* Stated task *
Update all the records below by replacing "Stopwatch" with "Chronometer" wherever it appears, and keep everything else unchanged. Leave the pictures out of your answer.
--- begin ---
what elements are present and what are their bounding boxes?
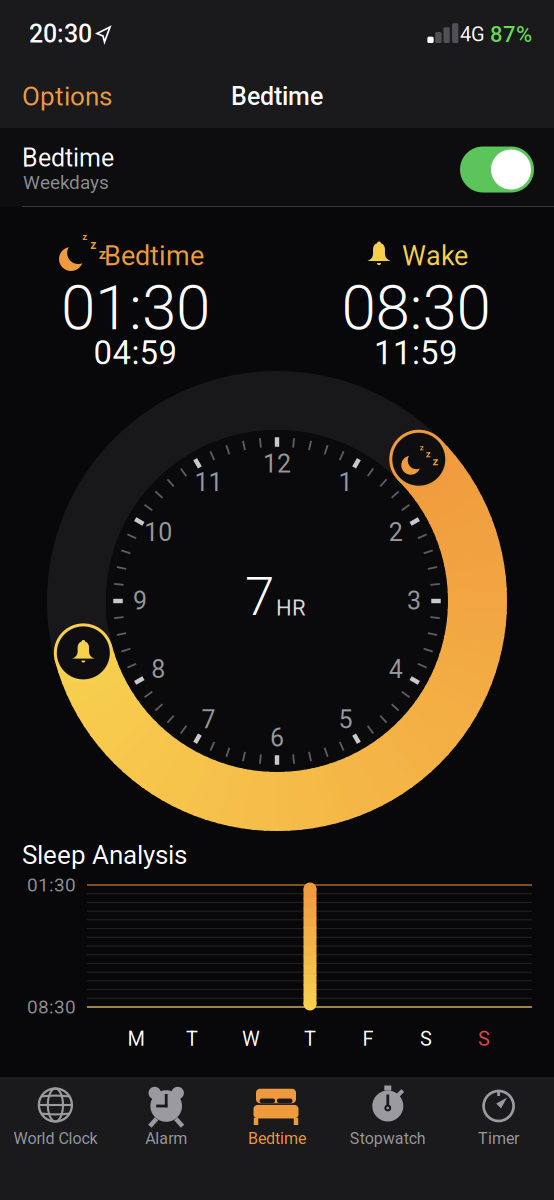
staticText: 04:59 xyxy=(94,334,178,372)
staticText: T xyxy=(186,1027,198,1051)
button[interactable]: Bedtime xyxy=(222,1078,332,1200)
staticText: Options xyxy=(22,81,112,112)
staticText: T xyxy=(304,1027,316,1051)
staticText: z xyxy=(432,455,438,468)
button[interactable]: Stopwatch xyxy=(333,1078,443,1200)
staticText: 01:30 xyxy=(27,874,76,896)
staticText: Weekdays xyxy=(23,171,109,194)
button[interactable]: Bedtime Weekdays toggle xyxy=(460,146,534,192)
staticText: 20:30 xyxy=(29,19,92,49)
staticText: 7 xyxy=(245,566,274,628)
button[interactable]: World Clock xyxy=(0,1078,110,1200)
staticText: 01:30 xyxy=(61,272,210,344)
staticText: Timer xyxy=(478,1129,519,1148)
staticText: 11 xyxy=(194,468,222,497)
staticText: 3 xyxy=(407,586,421,616)
staticText: z xyxy=(99,246,106,262)
staticText: 9 xyxy=(133,586,147,616)
staticText: 5 xyxy=(338,705,352,734)
staticText: Bedtime xyxy=(248,1129,306,1148)
staticText: z xyxy=(420,443,424,452)
staticText: Bedtime xyxy=(231,82,323,111)
staticText: 7 xyxy=(202,705,216,734)
staticText: S xyxy=(478,1027,490,1051)
staticText: 8 xyxy=(151,655,165,684)
staticText: 10 xyxy=(144,518,172,547)
staticText: HR xyxy=(276,595,306,621)
button[interactable]: Options xyxy=(22,72,182,122)
button[interactable]: Alarm xyxy=(111,1078,221,1200)
staticText: 6 xyxy=(270,723,284,753)
staticText: 4G xyxy=(460,23,485,46)
staticText: 12 xyxy=(263,449,291,479)
staticText: Sleep Analysis xyxy=(22,840,187,870)
staticText: W xyxy=(242,1027,260,1051)
staticText: Bedtime xyxy=(22,143,114,173)
staticText: World Clock xyxy=(13,1129,97,1148)
staticText: z xyxy=(426,448,431,460)
staticText: Alarm xyxy=(145,1129,187,1148)
staticText: S xyxy=(420,1027,432,1051)
staticText: 08:30 xyxy=(342,272,490,344)
staticText: 87% xyxy=(490,22,532,47)
staticText: Wake xyxy=(402,240,468,272)
staticText: 4 xyxy=(389,655,403,684)
staticText: 2 xyxy=(389,518,403,547)
staticText: Stopwatch xyxy=(350,1129,426,1148)
staticText: z xyxy=(90,238,96,252)
staticText: M xyxy=(128,1027,144,1051)
button[interactable]: Timer xyxy=(444,1078,554,1200)
staticText: 08:30 xyxy=(27,996,76,1018)
staticText: z xyxy=(82,231,87,242)
staticText: Bedtime xyxy=(104,240,204,272)
staticText: 1 xyxy=(338,468,352,497)
staticText: 11:59 xyxy=(374,334,458,372)
staticText: F xyxy=(362,1027,374,1051)
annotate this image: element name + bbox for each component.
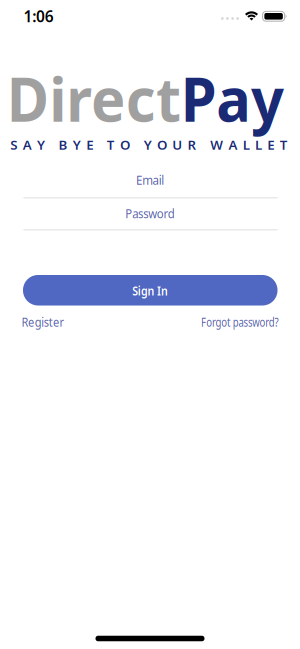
staticText: O (120, 136, 130, 153)
staticText: A (228, 136, 238, 153)
staticText: 1:06 (23, 5, 54, 27)
staticText: Y (73, 136, 81, 153)
staticText: Register (17, 313, 69, 330)
staticText: A (23, 136, 32, 153)
staticText: T (280, 136, 288, 153)
staticText: S (10, 136, 17, 153)
staticText: Y (37, 136, 45, 153)
staticText: Sign In (128, 281, 173, 299)
staticText: T (107, 136, 115, 153)
staticText: L (255, 136, 262, 153)
staticText: L (243, 136, 250, 153)
staticText: E (86, 136, 93, 153)
staticText: Password (121, 204, 179, 222)
staticText: Direct (0, 49, 191, 148)
staticText: O (157, 136, 167, 153)
button[interactable]: Sign In (23, 275, 278, 306)
staticText: Y (144, 136, 152, 153)
staticText: B (59, 136, 68, 153)
button[interactable]: Register (17, 313, 69, 330)
staticText: Email (134, 171, 166, 188)
staticText: R (188, 136, 197, 153)
button[interactable]: Forgot password? (186, 313, 294, 330)
staticText: E (267, 136, 274, 153)
staticText: Forgot password? (186, 313, 294, 330)
staticText: W (210, 136, 223, 153)
staticText: Pay (191, 49, 300, 148)
staticText: U (172, 136, 182, 153)
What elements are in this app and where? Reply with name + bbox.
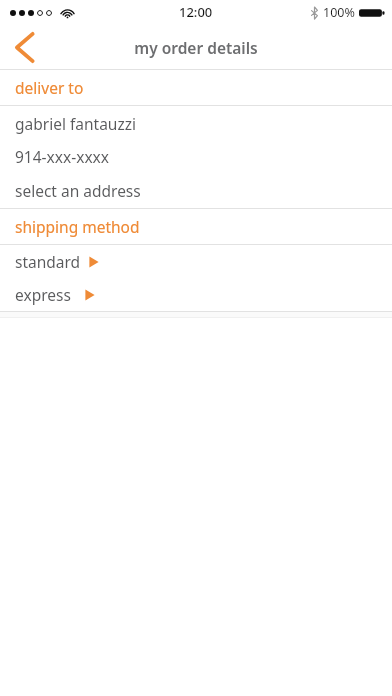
staticText: standard [15, 251, 81, 272]
staticText: 100% [323, 4, 355, 21]
staticText: express [15, 284, 71, 305]
button[interactable]: standard [0, 245, 392, 278]
staticText: shipping method [15, 216, 140, 237]
button[interactable]: Back [0, 24, 48, 70]
staticText: gabriel fantauzzi [15, 113, 136, 134]
staticText: my order details [134, 37, 258, 58]
button[interactable]: gabriel fantauzzi [0, 106, 392, 140]
staticText: deliver to [15, 77, 84, 98]
button[interactable]: express [0, 278, 392, 311]
button[interactable]: 914-xxx-xxxx [0, 140, 392, 173]
staticText: 12:00 [179, 3, 213, 21]
staticText: select an address [15, 180, 141, 201]
staticText: 914-xxx-xxxx [15, 146, 109, 167]
button[interactable]: select an address [0, 173, 392, 208]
--- end ---
* Exercise response *
what elements are present and what are their bounding boxes?
staticText: 04:59 xyxy=(94,334,178,372)
staticText: T xyxy=(186,1027,198,1051)
button[interactable]: Bedtime xyxy=(222,1078,332,1200)
staticText: Options xyxy=(22,81,112,112)
staticText: T xyxy=(304,1027,316,1051)
staticText: z xyxy=(432,455,438,468)
button[interactable]: Chronometer xyxy=(333,1078,443,1200)
staticText: 01:30 xyxy=(27,874,76,896)
staticText: Weekdays xyxy=(23,171,109,194)
button[interactable]: Bedtime Weekdays toggle xyxy=(460,146,534,192)
staticText: 20:30 xyxy=(29,19,92,49)
staticText: 7 xyxy=(245,566,274,628)
button[interactable]: World Clock xyxy=(0,1078,110,1200)
staticText: 01:30 xyxy=(61,272,210,344)
staticText: Timer xyxy=(478,1129,519,1148)
staticText: 11 xyxy=(194,468,222,497)
staticText: 3 xyxy=(407,586,421,616)
staticText: z xyxy=(99,246,106,262)
staticText: 9 xyxy=(133,586,147,616)
staticText: 5 xyxy=(338,705,352,734)
staticText: Bedtime xyxy=(248,1129,306,1148)
staticText: z xyxy=(420,443,424,452)
staticText: Bedtime xyxy=(231,82,323,111)
staticText: 7 xyxy=(202,705,216,734)
staticText: S xyxy=(478,1027,490,1051)
staticText: 8 xyxy=(151,655,165,684)
staticText: 10 xyxy=(144,518,172,547)
staticText: HR xyxy=(276,595,306,621)
button[interactable]: Options xyxy=(22,72,182,122)
button[interactable]: Alarm xyxy=(111,1078,221,1200)
staticText: 6 xyxy=(270,723,284,753)
staticText: 4G xyxy=(460,23,485,46)
staticText: 12 xyxy=(263,449,291,479)
staticText: Sleep Analysis xyxy=(22,840,187,870)
staticText: W xyxy=(242,1027,260,1051)
staticText: Bedtime xyxy=(22,143,114,173)
staticText: World Clock xyxy=(13,1129,97,1148)
staticText: z xyxy=(426,448,431,460)
staticText: Alarm xyxy=(145,1129,187,1148)
staticText: S xyxy=(420,1027,432,1051)
staticText: 08:30 xyxy=(342,272,490,344)
staticText: 87% xyxy=(490,22,532,47)
staticText: Wake xyxy=(402,240,468,272)
staticText: 4 xyxy=(389,655,403,684)
staticText: 2 xyxy=(389,518,403,547)
staticText: Chronometer xyxy=(350,1129,426,1148)
staticText: z xyxy=(90,238,96,252)
staticText: M xyxy=(128,1027,144,1051)
button[interactable]: Timer xyxy=(444,1078,554,1200)
staticText: 08:30 xyxy=(27,996,76,1018)
staticText: z xyxy=(82,231,87,242)
staticText: Bedtime xyxy=(104,240,204,272)
staticText: 1 xyxy=(338,468,352,497)
staticText: 11:59 xyxy=(374,334,458,372)
staticText: F xyxy=(362,1027,374,1051)
annotate this image: element name + bbox for each component.
staticText: O (120, 136, 130, 153)
staticText: A (228, 136, 238, 153)
staticText: 1:06 (23, 5, 54, 27)
staticText: Y (73, 136, 81, 153)
staticText: Register (17, 313, 69, 330)
staticText: A (23, 136, 32, 153)
staticText: T (280, 136, 288, 153)
staticText: S (10, 136, 17, 153)
staticText: Y (37, 136, 45, 153)
staticText: Sign In (128, 281, 173, 299)
staticText: T (107, 136, 115, 153)
staticText: L (255, 136, 262, 153)
staticText: L (243, 136, 250, 153)
staticText: E (86, 136, 93, 153)
staticText: Password (121, 204, 179, 222)
staticText: Direct (0, 49, 191, 148)
staticText: O (157, 136, 167, 153)
button[interactable]: Sign In (23, 275, 278, 306)
staticText: Y (144, 136, 152, 153)
staticText: B (59, 136, 68, 153)
button[interactable]: Register (17, 313, 69, 330)
staticText: Email (134, 171, 166, 188)
staticText: R (188, 136, 197, 153)
button[interactable]: Forgot password? (186, 313, 294, 330)
staticText: E (267, 136, 274, 153)
staticText: Forgot password? (186, 313, 294, 330)
staticText: W (210, 136, 223, 153)
staticText: Pay (191, 49, 300, 148)
staticText: U (172, 136, 182, 153)
What elements are in this app and where? Reply with name + bbox.
staticText: standard [15, 251, 81, 272]
staticText: 100% [323, 4, 355, 21]
staticText: express [15, 284, 71, 305]
button[interactable]: standard [0, 245, 392, 278]
staticText: shipping method [15, 216, 140, 237]
button[interactable]: Back [0, 24, 48, 70]
staticText: gabriel fantauzzi [15, 113, 136, 134]
staticText: my order details [134, 37, 258, 58]
button[interactable]: gabriel fantauzzi [0, 106, 392, 140]
staticText: deliver to [15, 77, 84, 98]
button[interactable]: express [0, 278, 392, 311]
button[interactable]: 914-xxx-xxxx [0, 140, 392, 173]
staticText: 12:00 [179, 3, 213, 21]
staticText: select an address [15, 180, 141, 201]
staticText: 914-xxx-xxxx [15, 146, 109, 167]
button[interactable]: select an address [0, 173, 392, 208]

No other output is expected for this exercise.